SET PROBLEM:
Here are some records; quote them exactly, leaving out the pictures.
***** PROVIDED ENTRIES *****
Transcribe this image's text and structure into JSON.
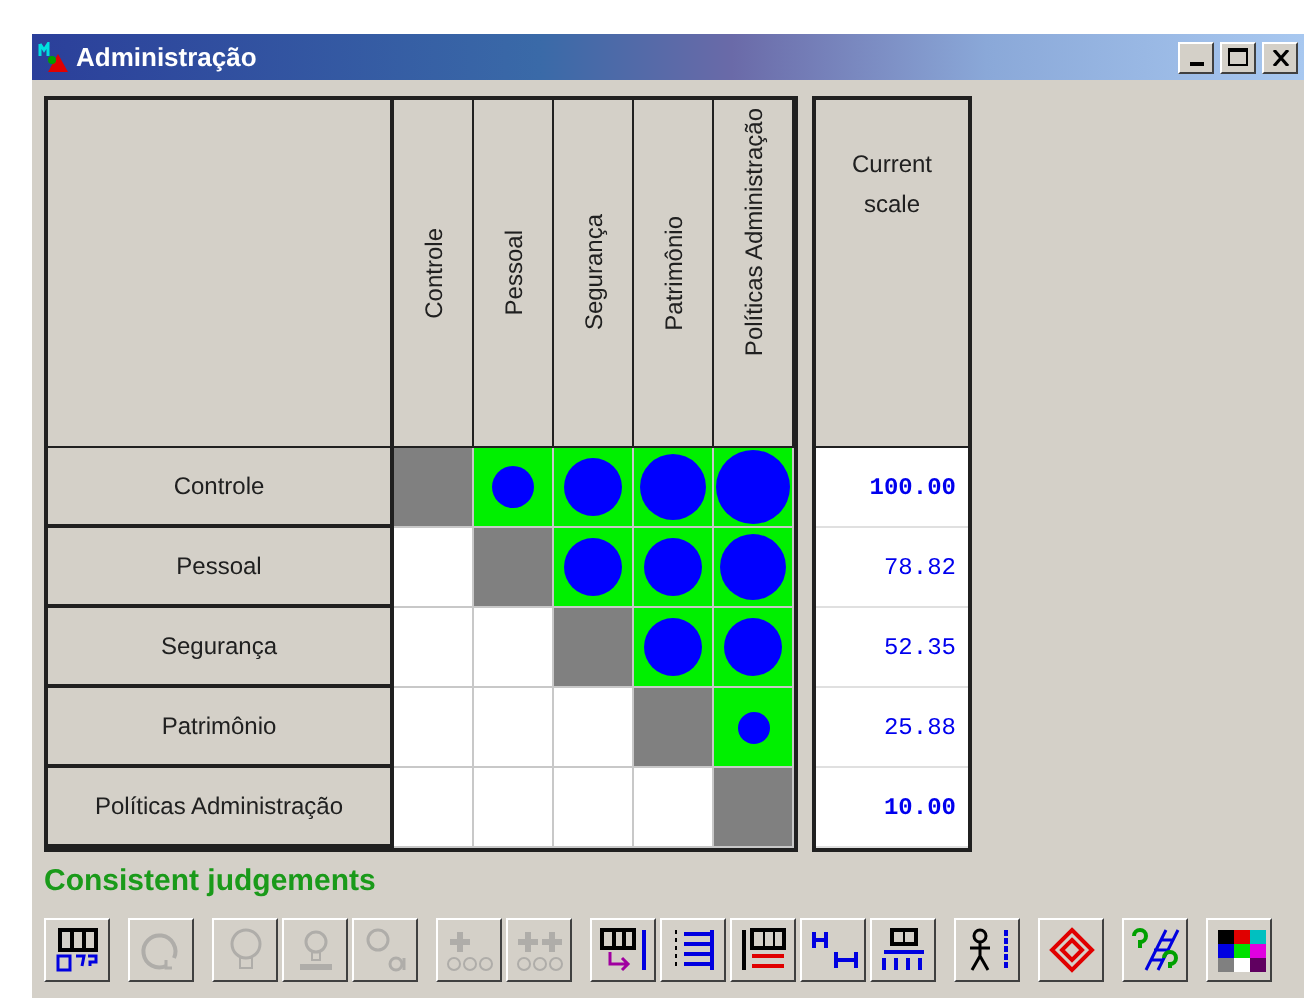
{
  "window": {
    "title": "Administração"
  },
  "matrix": {
    "columns": [
      "Controle",
      "Pessoal",
      "Segurança",
      "Patrimônio",
      "Políticas Administração"
    ],
    "scale_header": "Current scale",
    "rows": [
      {
        "label": "Controle",
        "scale": "100.00",
        "emphasized": true,
        "cells": [
          {
            "kind": "diagonal"
          },
          {
            "kind": "dot-small"
          },
          {
            "kind": "dot-medium"
          },
          {
            "kind": "dot-large"
          },
          {
            "kind": "dot-largest"
          }
        ]
      },
      {
        "label": "Pessoal",
        "scale": "78.82",
        "emphasized": false,
        "cells": [
          {
            "kind": "empty"
          },
          {
            "kind": "diagonal"
          },
          {
            "kind": "dot-medium"
          },
          {
            "kind": "dot-medium"
          },
          {
            "kind": "dot-large"
          }
        ]
      },
      {
        "label": "Segurança",
        "scale": "52.35",
        "emphasized": false,
        "cells": [
          {
            "kind": "empty"
          },
          {
            "kind": "empty"
          },
          {
            "kind": "diagonal"
          },
          {
            "kind": "dot-medium"
          },
          {
            "kind": "dot-medium"
          }
        ]
      },
      {
        "label": "Patrimônio",
        "scale": "25.88",
        "emphasized": false,
        "cells": [
          {
            "kind": "empty"
          },
          {
            "kind": "empty"
          },
          {
            "kind": "empty"
          },
          {
            "kind": "diagonal"
          },
          {
            "kind": "dot-tiny"
          }
        ]
      },
      {
        "label": "Políticas Administração",
        "scale": "10.00",
        "emphasized": true,
        "cells": [
          {
            "kind": "empty"
          },
          {
            "kind": "empty"
          },
          {
            "kind": "empty"
          },
          {
            "kind": "empty"
          },
          {
            "kind": "diagonal"
          }
        ]
      }
    ]
  },
  "status": "Consistent judgements",
  "toolbar": [
    {
      "buttons": [
        {
          "kind": "grid-check",
          "disabled": false
        }
      ]
    },
    {
      "buttons": [
        {
          "kind": "cycle",
          "disabled": true
        }
      ]
    },
    {
      "buttons": [
        {
          "kind": "bulb",
          "disabled": true
        },
        {
          "kind": "bulb-base",
          "disabled": true
        },
        {
          "kind": "bulb-ok",
          "disabled": true
        }
      ]
    },
    {
      "buttons": [
        {
          "kind": "plus-bulbs",
          "disabled": true
        },
        {
          "kind": "plus-plus",
          "disabled": true
        }
      ]
    },
    {
      "buttons": [
        {
          "kind": "grid-arrow",
          "disabled": false
        },
        {
          "kind": "list",
          "disabled": false
        },
        {
          "kind": "grid-ruler",
          "disabled": false
        },
        {
          "kind": "h-span",
          "disabled": false
        },
        {
          "kind": "diff",
          "disabled": false
        }
      ]
    },
    {
      "buttons": [
        {
          "kind": "stick-figure",
          "disabled": false
        }
      ]
    },
    {
      "buttons": [
        {
          "kind": "diamond",
          "disabled": false
        }
      ]
    },
    {
      "buttons": [
        {
          "kind": "question-ladder",
          "disabled": false
        }
      ]
    },
    {
      "buttons": [
        {
          "kind": "palette",
          "disabled": false
        }
      ]
    }
  ]
}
*****
EXERCISE RESULT:
Transcribe this image's text and structure into JSON.
{
  "window": {
    "title": "Administração"
  },
  "matrix": {
    "columns": [
      "Controle",
      "Pessoal",
      "Segurança",
      "Patrimônio",
      "Políticas Administração"
    ],
    "scale_header": "Current scale",
    "rows": [
      {
        "label": "Controle",
        "scale": "100.00",
        "emphasized": true,
        "cells": [
          {
            "kind": "diagonal"
          },
          {
            "kind": "dot-small"
          },
          {
            "kind": "dot-medium"
          },
          {
            "kind": "dot-large"
          },
          {
            "kind": "dot-largest"
          }
        ]
      },
      {
        "label": "Pessoal",
        "scale": "78.82",
        "emphasized": false,
        "cells": [
          {
            "kind": "empty"
          },
          {
            "kind": "diagonal"
          },
          {
            "kind": "dot-medium"
          },
          {
            "kind": "dot-medium"
          },
          {
            "kind": "dot-large"
          }
        ]
      },
      {
        "label": "Segurança",
        "scale": "52.35",
        "emphasized": false,
        "cells": [
          {
            "kind": "empty"
          },
          {
            "kind": "empty"
          },
          {
            "kind": "diagonal"
          },
          {
            "kind": "dot-medium"
          },
          {
            "kind": "dot-medium"
          }
        ]
      },
      {
        "label": "Patrimônio",
        "scale": "25.88",
        "emphasized": false,
        "cells": [
          {
            "kind": "empty"
          },
          {
            "kind": "empty"
          },
          {
            "kind": "empty"
          },
          {
            "kind": "diagonal"
          },
          {
            "kind": "dot-tiny"
          }
        ]
      },
      {
        "label": "Políticas Administração",
        "scale": "10.00",
        "emphasized": true,
        "cells": [
          {
            "kind": "empty"
          },
          {
            "kind": "empty"
          },
          {
            "kind": "empty"
          },
          {
            "kind": "empty"
          },
          {
            "kind": "diagonal"
          }
        ]
      }
    ]
  },
  "status": "Consistent judgements",
  "toolbar": [
    {
      "buttons": [
        {
          "kind": "grid-check",
          "disabled": false
        }
      ]
    },
    {
      "buttons": [
        {
          "kind": "cycle",
          "disabled": true
        }
      ]
    },
    {
      "buttons": [
        {
          "kind": "bulb",
          "disabled": true
        },
        {
          "kind": "bulb-base",
          "disabled": true
        },
        {
          "kind": "bulb-ok",
          "disabled": true
        }
      ]
    },
    {
      "buttons": [
        {
          "kind": "plus-bulbs",
          "disabled": true
        },
        {
          "kind": "plus-plus",
          "disabled": true
        }
      ]
    },
    {
      "buttons": [
        {
          "kind": "grid-arrow",
          "disabled": false
        },
        {
          "kind": "list",
          "disabled": false
        },
        {
          "kind": "grid-ruler",
          "disabled": false
        },
        {
          "kind": "h-span",
          "disabled": false
        },
        {
          "kind": "diff",
          "disabled": false
        }
      ]
    },
    {
      "buttons": [
        {
          "kind": "stick-figure",
          "disabled": false
        }
      ]
    },
    {
      "buttons": [
        {
          "kind": "diamond",
          "disabled": false
        }
      ]
    },
    {
      "buttons": [
        {
          "kind": "question-ladder",
          "disabled": false
        }
      ]
    },
    {
      "buttons": [
        {
          "kind": "palette",
          "disabled": false
        }
      ]
    }
  ]
}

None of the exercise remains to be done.